Exercise goal
Transcribe all of the material exactly. Any picture in it should be left out.

*** Input rows

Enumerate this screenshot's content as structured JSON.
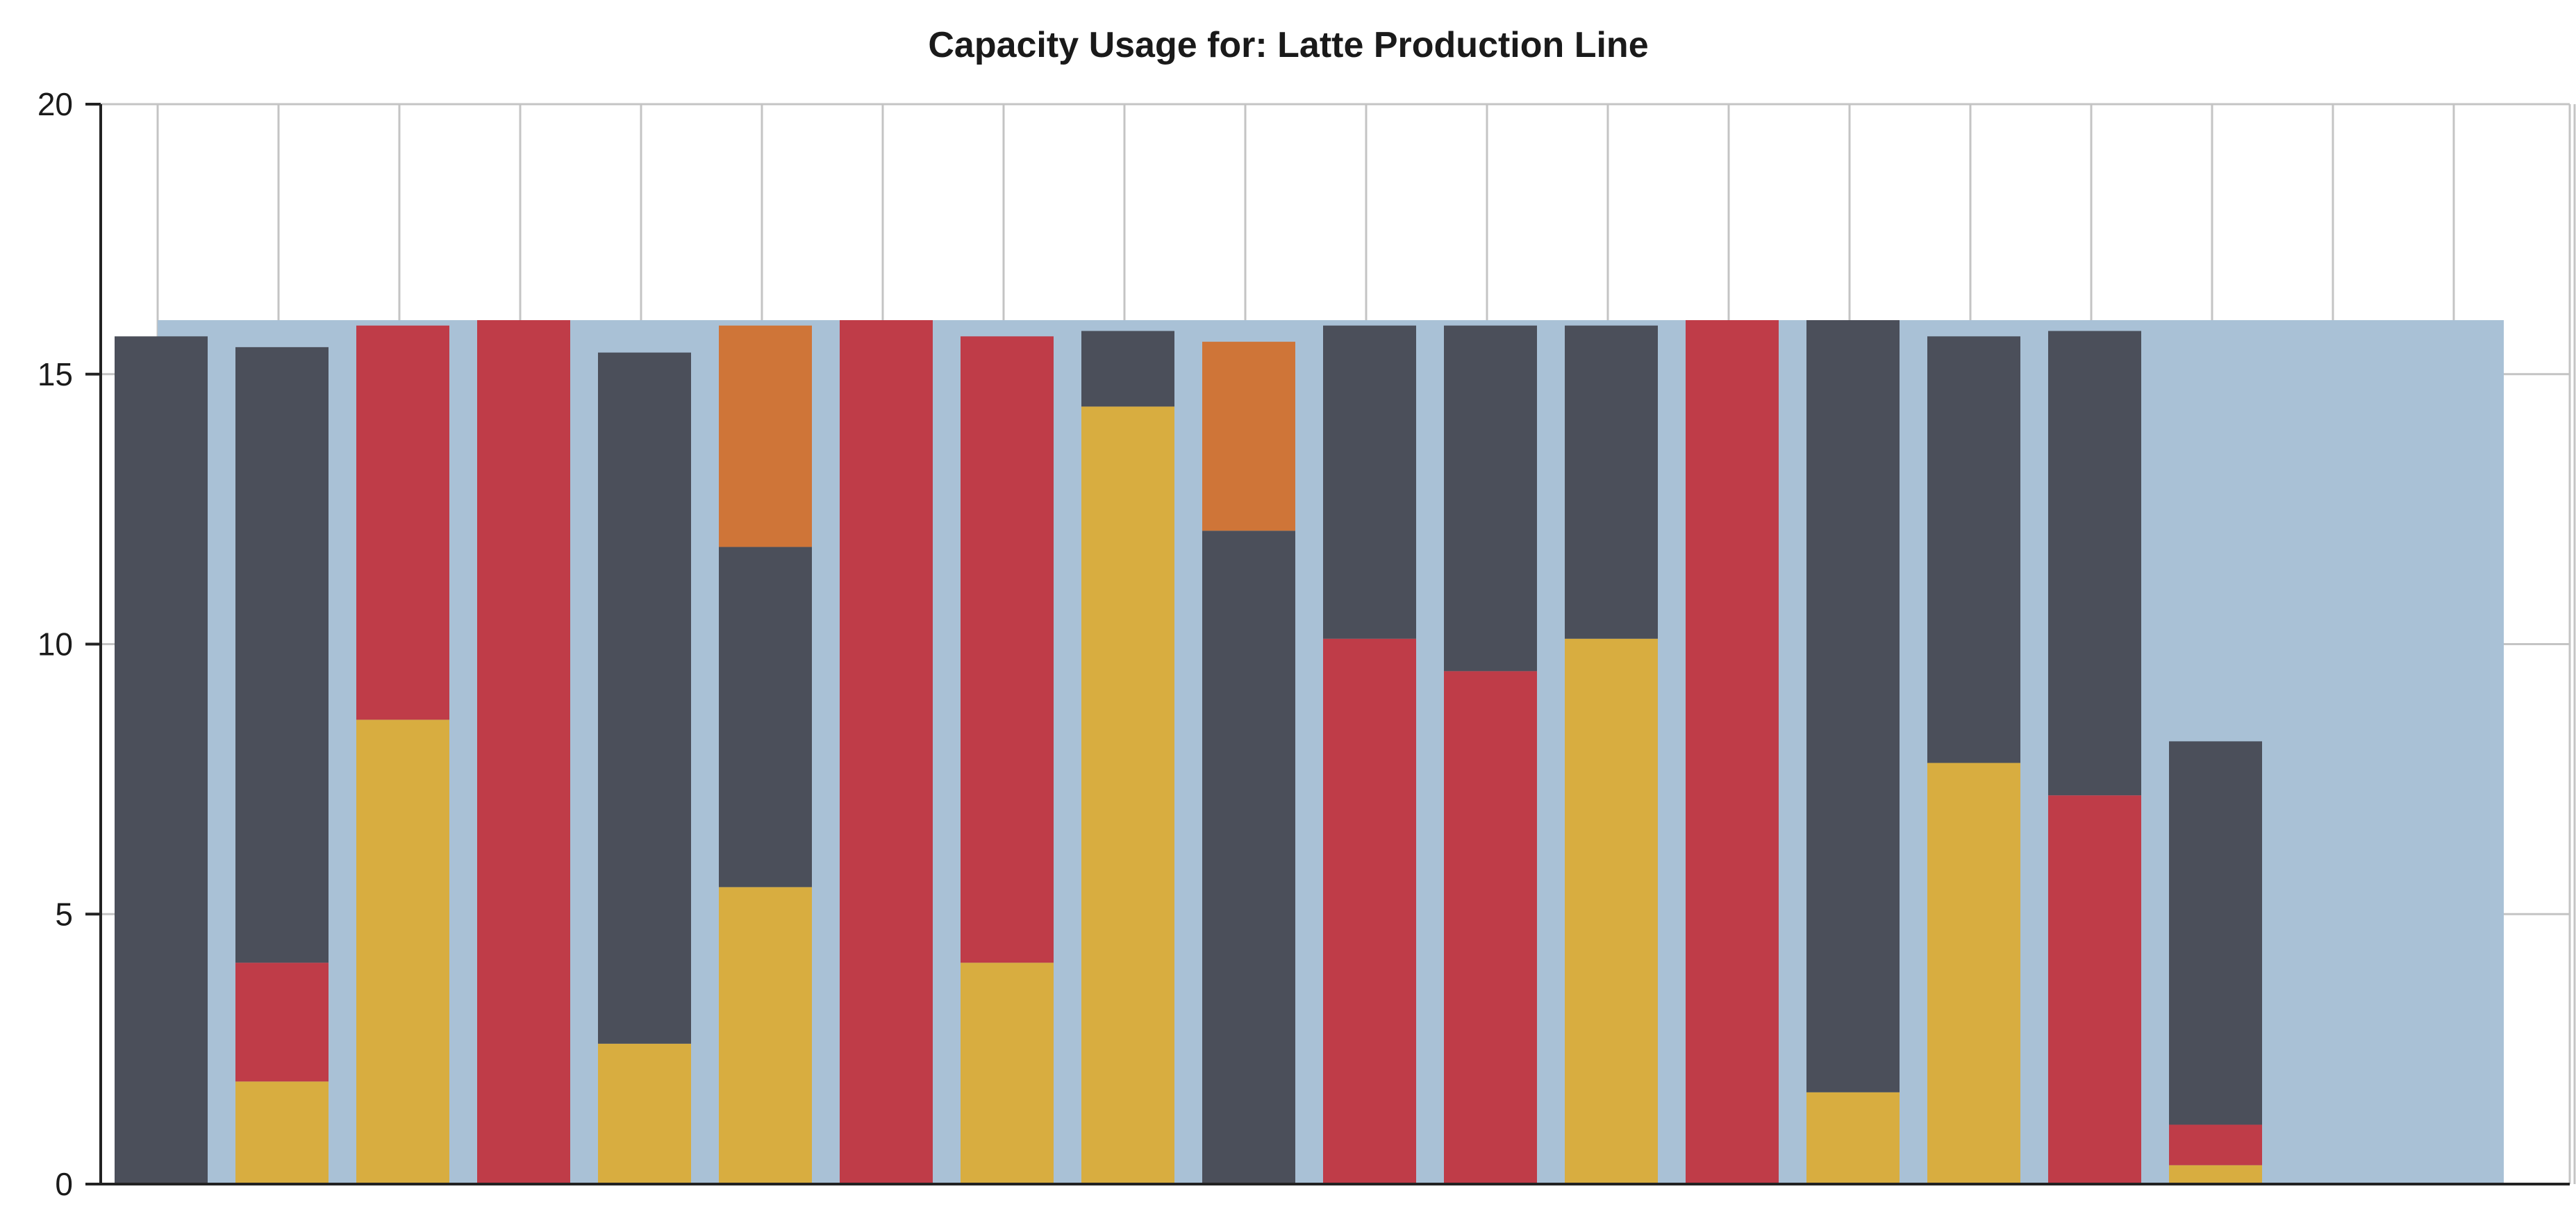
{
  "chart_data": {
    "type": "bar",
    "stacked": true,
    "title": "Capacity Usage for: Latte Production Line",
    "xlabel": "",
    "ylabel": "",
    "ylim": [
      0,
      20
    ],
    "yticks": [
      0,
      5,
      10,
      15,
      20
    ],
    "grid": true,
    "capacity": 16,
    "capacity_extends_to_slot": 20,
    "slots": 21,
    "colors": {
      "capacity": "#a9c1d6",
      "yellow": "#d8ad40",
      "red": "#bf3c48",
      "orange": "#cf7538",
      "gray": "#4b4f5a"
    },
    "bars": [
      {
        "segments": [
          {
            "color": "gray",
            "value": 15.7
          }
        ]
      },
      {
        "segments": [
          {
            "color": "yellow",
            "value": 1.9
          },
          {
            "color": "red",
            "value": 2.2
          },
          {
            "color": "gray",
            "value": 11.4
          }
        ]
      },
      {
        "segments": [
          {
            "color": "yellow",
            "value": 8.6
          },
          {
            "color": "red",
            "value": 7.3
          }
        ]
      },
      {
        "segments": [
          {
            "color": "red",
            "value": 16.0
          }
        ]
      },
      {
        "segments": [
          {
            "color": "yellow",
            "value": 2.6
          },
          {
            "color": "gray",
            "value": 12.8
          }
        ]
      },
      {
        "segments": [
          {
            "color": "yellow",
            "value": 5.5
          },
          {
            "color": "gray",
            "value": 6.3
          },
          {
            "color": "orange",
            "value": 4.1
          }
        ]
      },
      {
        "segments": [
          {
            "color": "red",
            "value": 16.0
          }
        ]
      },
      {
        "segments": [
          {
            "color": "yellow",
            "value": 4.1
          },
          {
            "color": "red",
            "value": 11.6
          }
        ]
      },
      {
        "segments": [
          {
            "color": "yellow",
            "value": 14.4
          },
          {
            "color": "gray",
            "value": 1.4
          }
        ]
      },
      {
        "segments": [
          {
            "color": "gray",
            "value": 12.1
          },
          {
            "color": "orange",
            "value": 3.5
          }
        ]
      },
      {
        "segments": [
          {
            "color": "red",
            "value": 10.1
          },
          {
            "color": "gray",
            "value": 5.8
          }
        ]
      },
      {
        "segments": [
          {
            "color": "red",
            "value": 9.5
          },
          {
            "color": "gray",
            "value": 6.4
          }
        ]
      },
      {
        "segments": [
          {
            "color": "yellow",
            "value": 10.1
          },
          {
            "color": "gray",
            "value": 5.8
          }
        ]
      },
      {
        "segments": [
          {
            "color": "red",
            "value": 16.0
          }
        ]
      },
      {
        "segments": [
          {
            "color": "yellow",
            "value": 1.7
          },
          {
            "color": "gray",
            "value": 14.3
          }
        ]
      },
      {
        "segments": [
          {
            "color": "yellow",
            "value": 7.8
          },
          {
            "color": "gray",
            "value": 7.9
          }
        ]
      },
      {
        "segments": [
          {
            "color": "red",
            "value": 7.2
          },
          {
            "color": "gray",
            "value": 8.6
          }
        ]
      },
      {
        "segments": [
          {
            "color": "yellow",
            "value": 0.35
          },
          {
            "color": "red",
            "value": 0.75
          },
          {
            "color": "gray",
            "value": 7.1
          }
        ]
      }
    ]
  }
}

******

Completed exercise
Enumerate this screenshot's content as structured JSON.
{
  "chart_data": {
    "type": "bar",
    "stacked": true,
    "title": "Capacity Usage for: Latte Production Line",
    "xlabel": "",
    "ylabel": "",
    "ylim": [
      0,
      20
    ],
    "yticks": [
      0,
      5,
      10,
      15,
      20
    ],
    "grid": true,
    "capacity": 16,
    "capacity_extends_to_slot": 20,
    "slots": 21,
    "colors": {
      "capacity": "#a9c1d6",
      "yellow": "#d8ad40",
      "red": "#bf3c48",
      "orange": "#cf7538",
      "gray": "#4b4f5a"
    },
    "bars": [
      {
        "segments": [
          {
            "color": "gray",
            "value": 15.7
          }
        ]
      },
      {
        "segments": [
          {
            "color": "yellow",
            "value": 1.9
          },
          {
            "color": "red",
            "value": 2.2
          },
          {
            "color": "gray",
            "value": 11.4
          }
        ]
      },
      {
        "segments": [
          {
            "color": "yellow",
            "value": 8.6
          },
          {
            "color": "red",
            "value": 7.3
          }
        ]
      },
      {
        "segments": [
          {
            "color": "red",
            "value": 16.0
          }
        ]
      },
      {
        "segments": [
          {
            "color": "yellow",
            "value": 2.6
          },
          {
            "color": "gray",
            "value": 12.8
          }
        ]
      },
      {
        "segments": [
          {
            "color": "yellow",
            "value": 5.5
          },
          {
            "color": "gray",
            "value": 6.3
          },
          {
            "color": "orange",
            "value": 4.1
          }
        ]
      },
      {
        "segments": [
          {
            "color": "red",
            "value": 16.0
          }
        ]
      },
      {
        "segments": [
          {
            "color": "yellow",
            "value": 4.1
          },
          {
            "color": "red",
            "value": 11.6
          }
        ]
      },
      {
        "segments": [
          {
            "color": "yellow",
            "value": 14.4
          },
          {
            "color": "gray",
            "value": 1.4
          }
        ]
      },
      {
        "segments": [
          {
            "color": "gray",
            "value": 12.1
          },
          {
            "color": "orange",
            "value": 3.5
          }
        ]
      },
      {
        "segments": [
          {
            "color": "red",
            "value": 10.1
          },
          {
            "color": "gray",
            "value": 5.8
          }
        ]
      },
      {
        "segments": [
          {
            "color": "red",
            "value": 9.5
          },
          {
            "color": "gray",
            "value": 6.4
          }
        ]
      },
      {
        "segments": [
          {
            "color": "yellow",
            "value": 10.1
          },
          {
            "color": "gray",
            "value": 5.8
          }
        ]
      },
      {
        "segments": [
          {
            "color": "red",
            "value": 16.0
          }
        ]
      },
      {
        "segments": [
          {
            "color": "yellow",
            "value": 1.7
          },
          {
            "color": "gray",
            "value": 14.3
          }
        ]
      },
      {
        "segments": [
          {
            "color": "yellow",
            "value": 7.8
          },
          {
            "color": "gray",
            "value": 7.9
          }
        ]
      },
      {
        "segments": [
          {
            "color": "red",
            "value": 7.2
          },
          {
            "color": "gray",
            "value": 8.6
          }
        ]
      },
      {
        "segments": [
          {
            "color": "yellow",
            "value": 0.35
          },
          {
            "color": "red",
            "value": 0.75
          },
          {
            "color": "gray",
            "value": 7.1
          }
        ]
      }
    ]
  }
}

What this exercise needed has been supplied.